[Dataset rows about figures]
▼

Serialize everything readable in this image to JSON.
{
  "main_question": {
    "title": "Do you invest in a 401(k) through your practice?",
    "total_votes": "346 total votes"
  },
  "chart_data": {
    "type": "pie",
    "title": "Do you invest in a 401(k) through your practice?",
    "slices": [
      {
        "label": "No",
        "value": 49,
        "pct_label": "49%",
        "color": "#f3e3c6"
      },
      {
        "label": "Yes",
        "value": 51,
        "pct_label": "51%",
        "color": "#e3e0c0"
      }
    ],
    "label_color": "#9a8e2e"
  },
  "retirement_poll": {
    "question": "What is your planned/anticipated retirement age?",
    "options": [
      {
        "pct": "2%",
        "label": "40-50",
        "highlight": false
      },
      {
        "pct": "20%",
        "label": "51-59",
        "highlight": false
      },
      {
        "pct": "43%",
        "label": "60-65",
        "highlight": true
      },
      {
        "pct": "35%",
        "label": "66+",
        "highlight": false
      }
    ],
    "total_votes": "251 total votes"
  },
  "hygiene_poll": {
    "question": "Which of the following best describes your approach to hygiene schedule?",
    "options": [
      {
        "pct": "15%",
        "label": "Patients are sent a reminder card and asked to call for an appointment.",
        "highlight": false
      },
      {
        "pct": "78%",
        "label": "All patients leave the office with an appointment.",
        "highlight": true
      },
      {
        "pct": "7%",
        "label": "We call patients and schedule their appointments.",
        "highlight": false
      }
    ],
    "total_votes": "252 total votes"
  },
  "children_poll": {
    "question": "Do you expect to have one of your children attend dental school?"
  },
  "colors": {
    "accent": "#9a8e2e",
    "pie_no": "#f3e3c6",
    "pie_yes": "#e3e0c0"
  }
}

▲

- **Task prompt**
Supply the number of lines above that contain the word "votes", and nothing else.

- **Response below**
3